PROVIDED INFORMATION
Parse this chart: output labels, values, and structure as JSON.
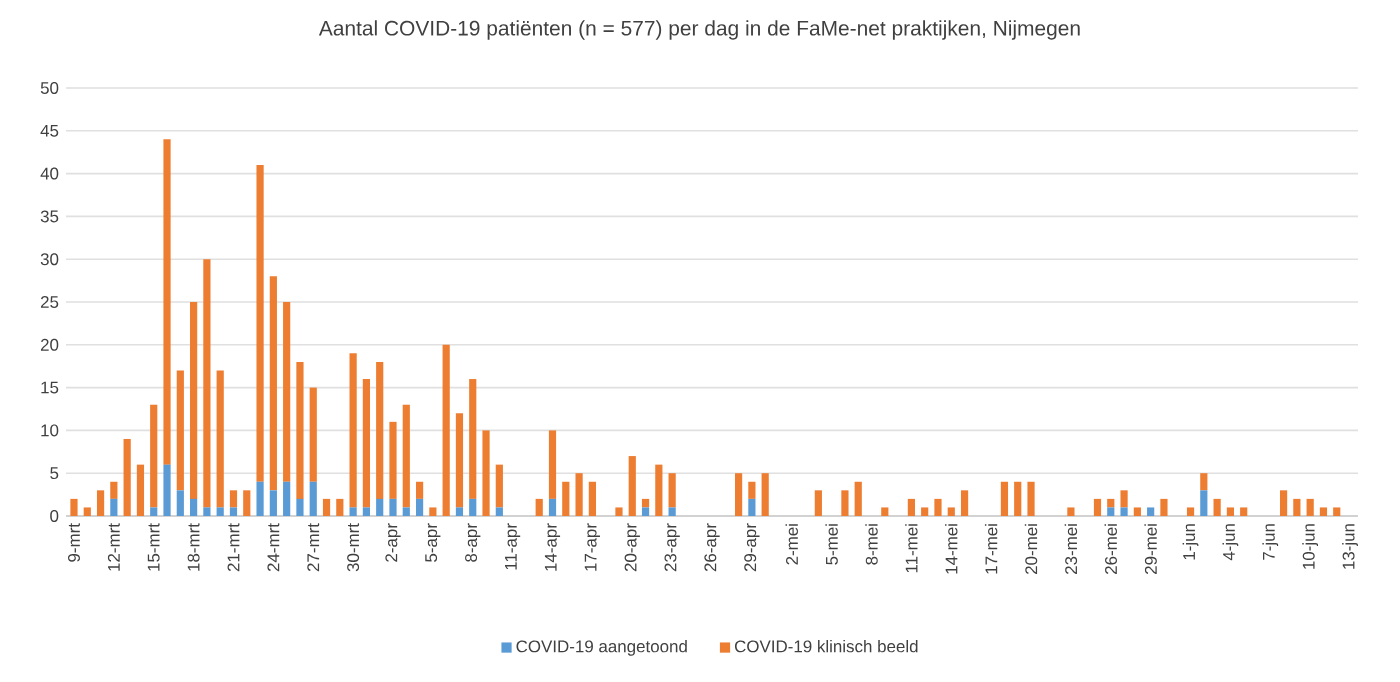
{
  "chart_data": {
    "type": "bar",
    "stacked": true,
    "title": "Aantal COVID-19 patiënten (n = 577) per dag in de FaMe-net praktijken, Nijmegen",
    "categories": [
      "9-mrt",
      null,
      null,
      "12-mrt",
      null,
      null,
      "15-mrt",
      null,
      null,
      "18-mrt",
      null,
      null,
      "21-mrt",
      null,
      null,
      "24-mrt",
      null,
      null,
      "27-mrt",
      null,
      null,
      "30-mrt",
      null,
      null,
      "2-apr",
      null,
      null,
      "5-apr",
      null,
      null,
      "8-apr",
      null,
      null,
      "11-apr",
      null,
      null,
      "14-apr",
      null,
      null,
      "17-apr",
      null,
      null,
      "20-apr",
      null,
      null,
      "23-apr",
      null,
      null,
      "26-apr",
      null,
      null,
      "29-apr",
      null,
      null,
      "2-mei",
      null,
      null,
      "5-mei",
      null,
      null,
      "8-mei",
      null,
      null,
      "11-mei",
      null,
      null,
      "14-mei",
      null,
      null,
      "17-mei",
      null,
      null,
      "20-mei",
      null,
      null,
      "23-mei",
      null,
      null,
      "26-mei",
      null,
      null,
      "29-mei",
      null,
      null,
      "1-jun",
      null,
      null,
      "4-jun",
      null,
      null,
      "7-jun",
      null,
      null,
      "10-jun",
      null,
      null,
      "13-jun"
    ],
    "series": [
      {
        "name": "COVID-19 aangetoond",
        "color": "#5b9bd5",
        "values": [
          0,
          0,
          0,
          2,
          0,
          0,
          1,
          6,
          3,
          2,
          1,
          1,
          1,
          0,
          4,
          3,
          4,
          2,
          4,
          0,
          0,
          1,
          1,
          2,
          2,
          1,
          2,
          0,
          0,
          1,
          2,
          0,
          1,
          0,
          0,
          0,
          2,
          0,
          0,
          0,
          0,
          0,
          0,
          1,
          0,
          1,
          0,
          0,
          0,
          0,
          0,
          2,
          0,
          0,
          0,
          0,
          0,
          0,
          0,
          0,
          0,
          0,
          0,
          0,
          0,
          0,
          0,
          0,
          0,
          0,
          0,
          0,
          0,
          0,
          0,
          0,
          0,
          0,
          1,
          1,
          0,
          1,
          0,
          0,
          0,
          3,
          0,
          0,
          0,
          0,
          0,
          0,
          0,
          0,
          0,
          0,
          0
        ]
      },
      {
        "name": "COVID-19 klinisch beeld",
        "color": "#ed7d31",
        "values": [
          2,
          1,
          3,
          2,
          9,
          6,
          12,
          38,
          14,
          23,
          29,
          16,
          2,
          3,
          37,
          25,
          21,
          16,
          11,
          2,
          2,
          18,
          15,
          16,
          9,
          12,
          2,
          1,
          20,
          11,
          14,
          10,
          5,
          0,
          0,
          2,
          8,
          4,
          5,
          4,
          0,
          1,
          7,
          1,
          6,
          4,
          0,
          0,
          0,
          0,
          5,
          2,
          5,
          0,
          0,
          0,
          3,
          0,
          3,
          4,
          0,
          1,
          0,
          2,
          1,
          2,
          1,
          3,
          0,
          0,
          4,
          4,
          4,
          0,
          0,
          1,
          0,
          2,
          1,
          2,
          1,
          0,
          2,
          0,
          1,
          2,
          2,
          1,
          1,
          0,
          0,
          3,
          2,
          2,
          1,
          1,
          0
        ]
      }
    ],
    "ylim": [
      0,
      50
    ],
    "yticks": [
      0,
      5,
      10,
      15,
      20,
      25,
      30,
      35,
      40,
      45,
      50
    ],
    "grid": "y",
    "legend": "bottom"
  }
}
==
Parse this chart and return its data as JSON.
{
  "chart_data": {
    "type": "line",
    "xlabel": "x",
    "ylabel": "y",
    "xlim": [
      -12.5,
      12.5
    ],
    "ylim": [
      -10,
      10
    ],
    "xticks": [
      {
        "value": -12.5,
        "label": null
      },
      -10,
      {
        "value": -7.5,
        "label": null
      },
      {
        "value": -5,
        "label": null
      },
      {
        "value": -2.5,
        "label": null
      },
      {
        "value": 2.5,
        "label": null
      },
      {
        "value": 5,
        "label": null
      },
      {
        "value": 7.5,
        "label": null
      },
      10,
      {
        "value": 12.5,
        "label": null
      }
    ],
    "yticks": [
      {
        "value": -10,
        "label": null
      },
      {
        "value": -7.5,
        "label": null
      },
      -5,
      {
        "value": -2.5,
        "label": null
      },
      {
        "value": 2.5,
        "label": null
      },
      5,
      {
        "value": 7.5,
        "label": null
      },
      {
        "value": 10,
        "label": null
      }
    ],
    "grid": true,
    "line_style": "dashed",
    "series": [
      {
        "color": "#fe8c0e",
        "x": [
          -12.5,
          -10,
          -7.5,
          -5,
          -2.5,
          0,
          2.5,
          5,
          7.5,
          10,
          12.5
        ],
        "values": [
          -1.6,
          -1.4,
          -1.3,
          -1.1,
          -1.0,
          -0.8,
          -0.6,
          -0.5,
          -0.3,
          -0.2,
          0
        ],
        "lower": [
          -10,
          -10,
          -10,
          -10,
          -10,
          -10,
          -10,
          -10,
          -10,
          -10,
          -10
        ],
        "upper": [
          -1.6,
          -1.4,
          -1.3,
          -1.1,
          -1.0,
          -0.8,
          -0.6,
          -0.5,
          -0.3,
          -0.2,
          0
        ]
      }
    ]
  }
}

REQUEST
Isolate the lines that hold the word "COVID" and copy all of them.

REPLY TO THE EXERCISE
    "title": "Aantal COVID-19 patiënten (n = 577) per dag in de FaMe-net praktijken, Nijmegen",
        "name": "COVID-19 aangetoond",
        "name": "COVID-19 klinisch beeld",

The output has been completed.